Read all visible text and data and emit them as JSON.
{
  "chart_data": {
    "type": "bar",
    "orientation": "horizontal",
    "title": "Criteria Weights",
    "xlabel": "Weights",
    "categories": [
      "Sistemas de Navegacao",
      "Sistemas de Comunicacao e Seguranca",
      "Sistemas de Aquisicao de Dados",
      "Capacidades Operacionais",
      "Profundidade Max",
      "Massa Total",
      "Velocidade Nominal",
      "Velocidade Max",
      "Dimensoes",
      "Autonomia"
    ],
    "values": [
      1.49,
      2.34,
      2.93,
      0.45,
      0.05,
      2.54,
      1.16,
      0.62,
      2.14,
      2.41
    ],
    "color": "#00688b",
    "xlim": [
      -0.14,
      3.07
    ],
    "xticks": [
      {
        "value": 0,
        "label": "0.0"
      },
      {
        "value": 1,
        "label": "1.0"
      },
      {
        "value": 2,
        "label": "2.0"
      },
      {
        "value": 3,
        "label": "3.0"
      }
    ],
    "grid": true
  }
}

- - - - - - -

### Aim of the exercise:
Extract all the entries word for word.

### Result of the exercise:
Read all visible text and data and emit them as JSON.
{
  "chart_data": {
    "type": "bar",
    "orientation": "horizontal",
    "title": "Criteria Weights",
    "xlabel": "Weights",
    "categories": [
      "Sistemas de Navegacao",
      "Sistemas de Comunicacao e Seguranca",
      "Sistemas de Aquisicao de Dados",
      "Capacidades Operacionais",
      "Profundidade Max",
      "Massa Total",
      "Velocidade Nominal",
      "Velocidade Max",
      "Dimensoes",
      "Autonomia"
    ],
    "values": [
      1.49,
      2.34,
      2.93,
      0.45,
      0.05,
      2.54,
      1.16,
      0.62,
      2.14,
      2.41
    ],
    "color": "#00688b",
    "xlim": [
      -0.14,
      3.07
    ],
    "xticks": [
      {
        "value": 0,
        "label": "0.0"
      },
      {
        "value": 1,
        "label": "1.0"
      },
      {
        "value": 2,
        "label": "2.0"
      },
      {
        "value": 3,
        "label": "3.0"
      }
    ],
    "grid": true
  }
}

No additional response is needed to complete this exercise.